**Problem requirements**
Give again the lines from the line with "Extract all the" to the last line of the records, exactly and in full. Do not carry over any pictures.

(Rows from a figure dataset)
^^^^^^^^^^^^^^^^
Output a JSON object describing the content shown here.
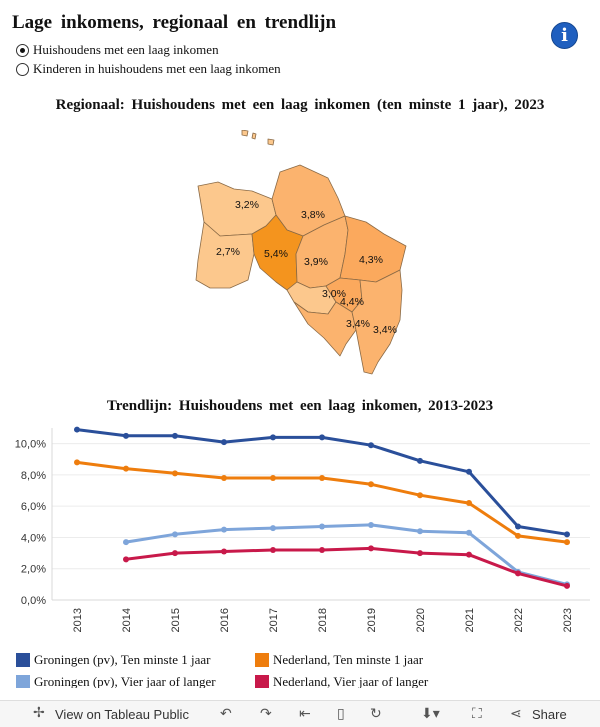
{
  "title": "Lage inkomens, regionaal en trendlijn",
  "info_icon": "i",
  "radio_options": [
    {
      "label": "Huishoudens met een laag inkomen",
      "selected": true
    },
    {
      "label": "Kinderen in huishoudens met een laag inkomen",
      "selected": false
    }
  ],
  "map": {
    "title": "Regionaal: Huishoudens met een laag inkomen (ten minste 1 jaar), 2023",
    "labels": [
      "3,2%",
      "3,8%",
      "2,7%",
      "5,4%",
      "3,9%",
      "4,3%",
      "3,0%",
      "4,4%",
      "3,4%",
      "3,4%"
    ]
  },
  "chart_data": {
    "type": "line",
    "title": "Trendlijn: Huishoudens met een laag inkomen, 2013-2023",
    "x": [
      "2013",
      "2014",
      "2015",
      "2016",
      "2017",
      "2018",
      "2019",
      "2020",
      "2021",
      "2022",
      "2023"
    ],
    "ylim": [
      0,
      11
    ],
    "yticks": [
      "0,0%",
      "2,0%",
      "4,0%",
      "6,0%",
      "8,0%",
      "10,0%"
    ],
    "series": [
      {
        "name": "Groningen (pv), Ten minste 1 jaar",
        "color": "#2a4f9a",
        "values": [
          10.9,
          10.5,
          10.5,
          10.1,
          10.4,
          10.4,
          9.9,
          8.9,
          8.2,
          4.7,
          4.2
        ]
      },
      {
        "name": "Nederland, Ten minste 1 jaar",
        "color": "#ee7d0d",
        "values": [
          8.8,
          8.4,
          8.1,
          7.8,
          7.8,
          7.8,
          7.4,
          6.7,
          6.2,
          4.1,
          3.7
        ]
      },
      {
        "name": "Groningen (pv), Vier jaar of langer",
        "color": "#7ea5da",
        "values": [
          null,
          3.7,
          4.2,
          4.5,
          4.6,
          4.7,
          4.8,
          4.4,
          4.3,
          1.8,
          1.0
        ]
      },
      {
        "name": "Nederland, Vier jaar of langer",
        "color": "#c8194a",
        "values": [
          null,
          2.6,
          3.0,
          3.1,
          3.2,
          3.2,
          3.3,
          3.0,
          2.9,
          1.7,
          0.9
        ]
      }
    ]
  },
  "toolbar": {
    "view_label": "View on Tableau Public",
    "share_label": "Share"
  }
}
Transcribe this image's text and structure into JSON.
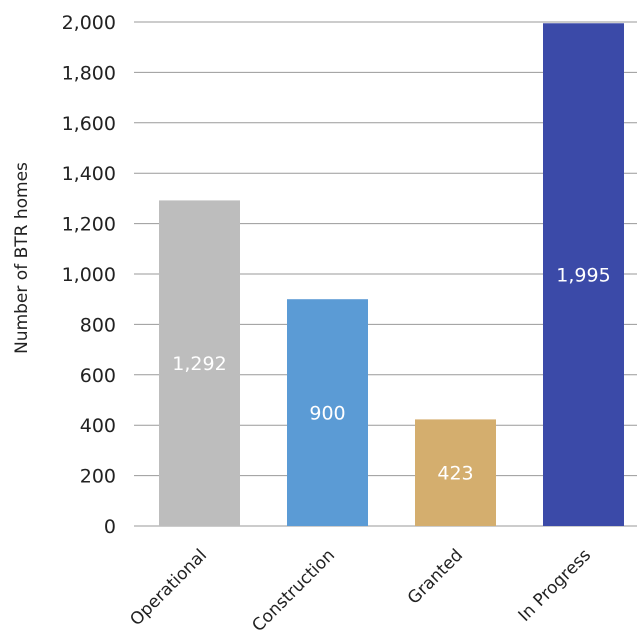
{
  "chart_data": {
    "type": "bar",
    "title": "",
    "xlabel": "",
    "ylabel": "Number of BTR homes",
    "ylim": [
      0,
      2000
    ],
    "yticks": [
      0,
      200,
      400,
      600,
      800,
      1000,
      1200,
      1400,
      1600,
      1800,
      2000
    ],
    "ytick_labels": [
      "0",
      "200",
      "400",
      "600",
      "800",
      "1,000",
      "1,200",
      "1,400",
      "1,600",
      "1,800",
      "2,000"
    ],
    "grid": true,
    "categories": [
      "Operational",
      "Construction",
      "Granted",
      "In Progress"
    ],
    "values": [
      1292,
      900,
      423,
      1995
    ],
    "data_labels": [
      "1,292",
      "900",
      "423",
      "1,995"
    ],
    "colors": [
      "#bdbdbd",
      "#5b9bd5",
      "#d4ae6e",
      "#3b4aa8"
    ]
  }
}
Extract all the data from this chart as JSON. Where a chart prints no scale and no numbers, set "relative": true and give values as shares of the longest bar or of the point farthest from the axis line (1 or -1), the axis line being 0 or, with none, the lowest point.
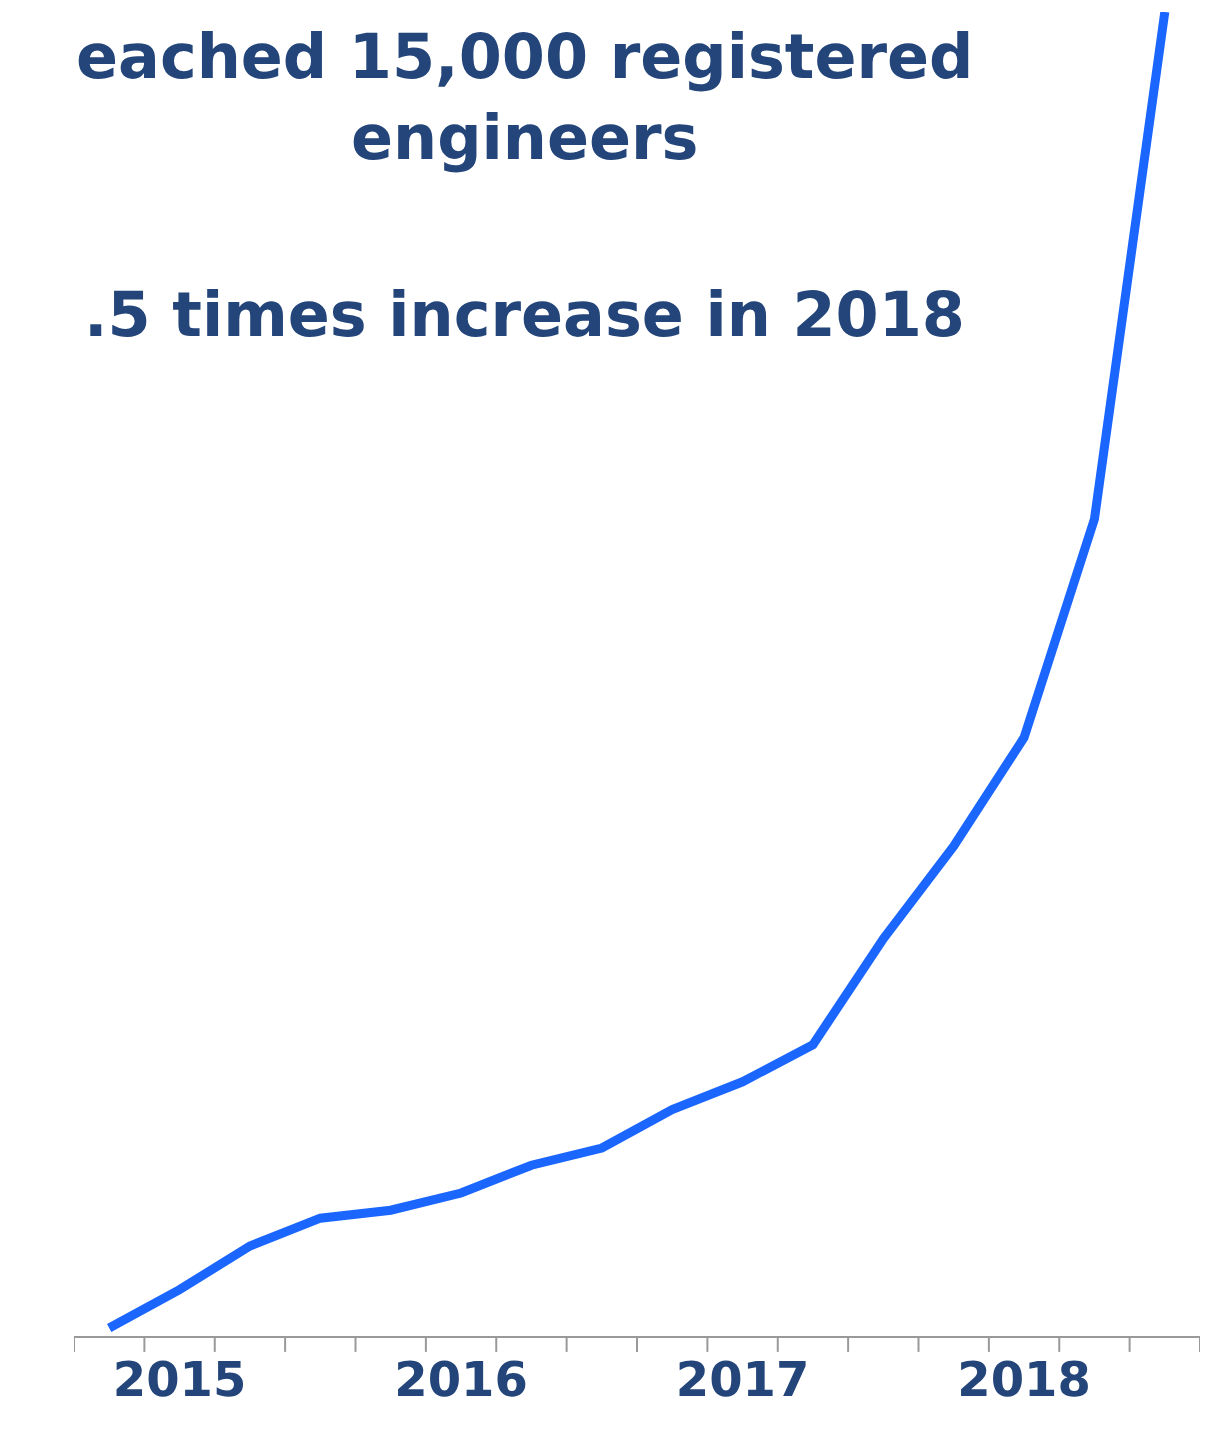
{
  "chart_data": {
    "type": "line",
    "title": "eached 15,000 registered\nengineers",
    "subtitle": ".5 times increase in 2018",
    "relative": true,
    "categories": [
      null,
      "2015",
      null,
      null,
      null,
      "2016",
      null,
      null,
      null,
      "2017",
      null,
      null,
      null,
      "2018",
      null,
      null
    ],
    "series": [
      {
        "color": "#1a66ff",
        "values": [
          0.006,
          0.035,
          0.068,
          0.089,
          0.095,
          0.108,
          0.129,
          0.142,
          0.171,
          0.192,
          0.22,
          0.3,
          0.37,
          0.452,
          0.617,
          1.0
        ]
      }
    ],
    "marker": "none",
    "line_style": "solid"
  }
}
^^^^^^^^^^^^^^^^
**Complete answer**
Extract all the data from this chart as JSON. Where a chart prints no scale and no numbers, set "relative": true and give values as shares of the longest bar or of the point farthest from the axis line (1 or -1), the axis line being 0 or, with none, the lowest point.
{
  "chart_data": {
    "type": "line",
    "title": "eached 15,000 registered\nengineers",
    "subtitle": ".5 times increase in 2018",
    "relative": true,
    "categories": [
      null,
      "2015",
      null,
      null,
      null,
      "2016",
      null,
      null,
      null,
      "2017",
      null,
      null,
      null,
      "2018",
      null,
      null
    ],
    "series": [
      {
        "color": "#1a66ff",
        "values": [
          0.006,
          0.035,
          0.068,
          0.089,
          0.095,
          0.108,
          0.129,
          0.142,
          0.171,
          0.192,
          0.22,
          0.3,
          0.37,
          0.452,
          0.617,
          1.0
        ]
      }
    ],
    "marker": "none",
    "line_style": "solid"
  }
}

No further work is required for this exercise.